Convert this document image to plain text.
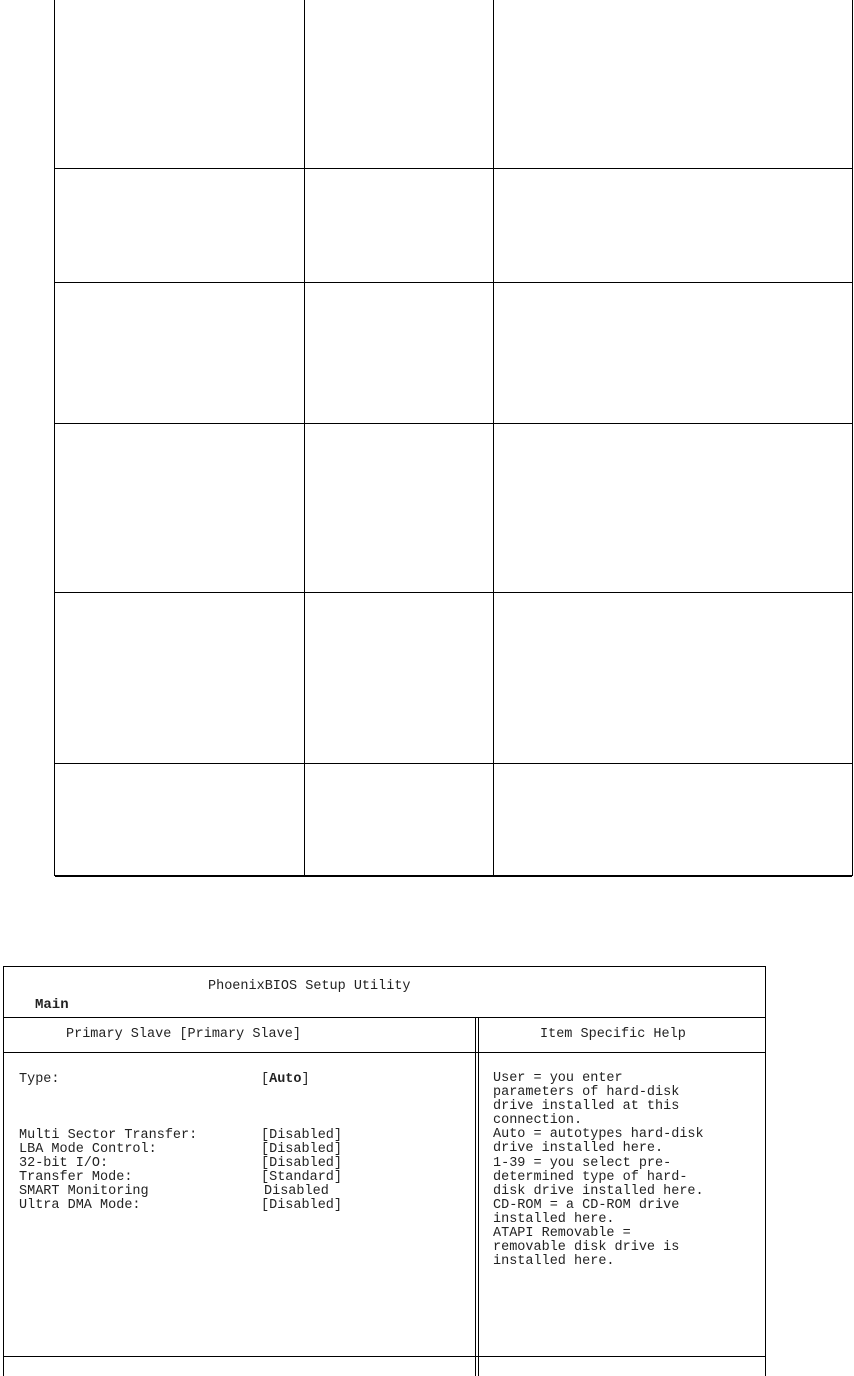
PhoenixBIOS Setup Utility
Main
Primary Slave [Primary Slave]	Item Specific Help
Type:	[Auto]
Multi Sector Transfer:	[Disabled]
LBA Mode Control:	[Disabled]
32-bit I/O:	[Disabled]
Transfer Mode:	[Standard]
SMART Monitoring	Disabled
Ultra DMA Mode:	[Disabled]
User = you enter
parameters of hard-disk
drive installed at this
connection.
Auto = autotypes hard-disk
drive installed here.
1-39 = you select pre-
determined type of hard-
disk drive installed here.
CD-ROM = a CD-ROM drive
installed here.
ATAPI Removable =
removable disk drive is
installed here.
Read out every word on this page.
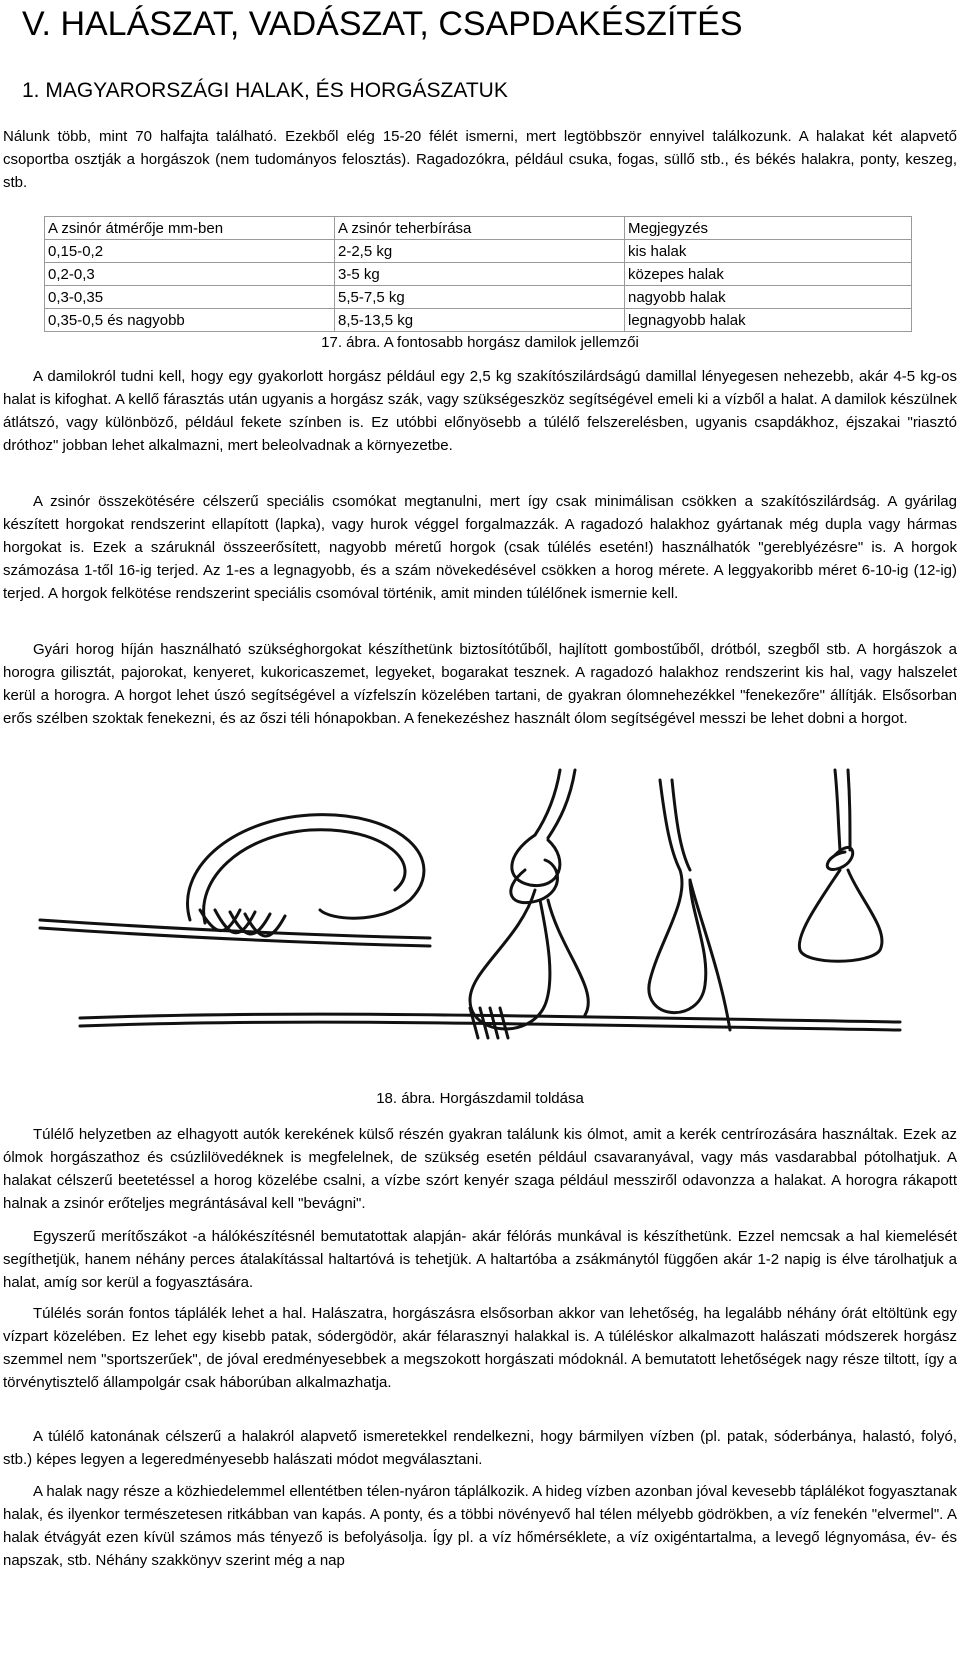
V. HALÁSZAT, VADÁSZAT, CSAPDAKÉSZÍTÉS
1. MAGYARORSZÁGI HALAK, ÉS HORGÁSZATUK

Nálunk több, mint 70 halfajta található. Ezekből elég 15-20 félét ismerni, mert legtöbbször ennyivel találkozunk. A halakat két alapvető csoportba osztják a horgászok (nem tudományos felosztás). Ragadozókra, például csuka, fogas, süllő stb., és békés halakra, ponty, keszeg, stb.

A zsinór átmérője mm-ben	A zsinór teherbírása	Megjegyzés
0,15-0,2	2-2,5 kg	kis halak
0,2-0,3	3-5 kg	közepes halak
0,3-0,35	5,5-7,5 kg	nagyobb halak
0,35-0,5 és nagyobb	8,5-13,5 kg	legnagyobb halak
17. ábra. A fontosabb horgász damilok jellemzői

A damilokról tudni kell, hogy egy gyakorlott horgász például egy 2,5 kg szakítószilárdságú damillal lényegesen nehezebb, akár 4-5 kg-os halat is kifoghat. A kellő fárasztás után ugyanis a horgász szák, vagy szükségeszköz segítségével emeli ki a vízből a halat. A damilok készülnek átlátszó, vagy különböző, például fekete színben is. Ez utóbbi előnyösebb a túlélő felszerelésben, ugyanis csapdákhoz, éjszakai "riasztó dróthoz" jobban lehet alkalmazni, mert beleolvadnak a környezetbe.

A zsinór összekötésére célszerű speciális csomókat megtanulni, mert így csak minimálisan csökken a szakítószilárdság. A gyárilag készített horgokat rendszerint ellapított (lapka), vagy hurok véggel forgalmazzák. A ragadozó halakhoz gyártanak még dupla vagy hármas horgokat is. Ezek a száruknál összeerősített, nagyobb méretű horgok (csak túlélés esetén!) használhatók "gereblyézésre" is. A horgok számozása 1-től 16-ig terjed. Az 1-es a legnagyobb, és a szám növekedésével csökken a horog mérete. A leggyakoribb méret 6-10-ig (12-ig) terjed. A horgok felkötése rendszerint speciális csomóval történik, amit minden túlélőnek ismernie kell.

Gyári horog híján használható szükséghorgokat készíthetünk biztosítótűből, hajlított gombostűből, drótból, szegből stb. A horgászok a horogra gilisztát, pajorokat, kenyeret, kukoricaszemet, legyeket, bogarakat tesznek. A ragadozó halakhoz rendszerint kis hal, vagy halszelet kerül a horogra. A horgot lehet úszó segítségével a vízfelszín közelében tartani, de gyakran ólomnehezékkel "fenekezőre" állítják. Elsősorban erős szélben szoktak fenekezni, és az őszi téli hónapokban. A fenekezéshez használt ólom segítségével messzi be lehet dobni a horgot.

18. ábra. Horgászdamil toldása

Túlélő helyzetben az elhagyott autók kerekének külső részén gyakran találunk kis ólmot, amit a kerék centrírozására használtak. Ezek az ólmok horgászathoz és csúzlilövedéknek is megfelelnek, de szükség esetén például csavaranyával, vagy más vasdarabbal pótolhatjuk. A halakat célszerű beetetéssel a horog közelébe csalni, a vízbe szórt kenyér szaga például messziről odavonzza a halakat. A horogra rákapott halnak a zsinór erőteljes megrántásával kell "bevágni".

Egyszerű merítőszákot -a hálókészítésnél bemutatottak alapján- akár félórás munkával is készíthetünk. Ezzel nemcsak a hal kiemelését segíthetjük, hanem néhány perces átalakítással haltartóvá is tehetjük. A haltartóba a zsákmánytól függően akár 1-2 napig is élve tárolhatjuk a halat, amíg sor kerül a fogyasztására.

Túlélés során fontos táplálék lehet a hal. Halászatra, horgászásra elsősorban akkor van lehetőség, ha legalább néhány órát eltöltünk egy vízpart közelében. Ez lehet egy kisebb patak, sódergödör, akár félarasznyi halakkal is. A túléléskor alkalmazott halászati módszerek horgász szemmel nem "sportszerűek", de jóval eredményesebbek a megszokott horgászati módoknál. A bemutatott lehetőségek nagy része tiltott, így a törvénytisztelő állampolgár csak háborúban alkalmazhatja.

A túlélő katonának célszerű a halakról alapvető ismeretekkel rendelkezni, hogy bármilyen vízben (pl. patak, sóderbánya, halastó, folyó, stb.) képes legyen a legeredményesebb halászati módot megválasztani.

A halak nagy része a közhiedelemmel ellentétben télen-nyáron táplálkozik. A hideg vízben azonban jóval kevesebb táplálékot fogyasztanak halak, és ilyenkor természetesen ritkábban van kapás. A ponty, és a többi növényevő hal télen mélyebb gödrökben, a víz fenekén "elvermel". A halak étvágyát ezen kívül számos más tényező is befolyásolja. Így pl. a víz hőmérséklete, a víz oxigéntartalma, a levegő légnyomása, év- és napszak, stb. Néhány szakkönyv szerint még a nap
**********
**PROBLEM TO WORK ON:** Count the lines of the data that include the string "patak", and give only that number.

**WRITTEN REPLY:** 2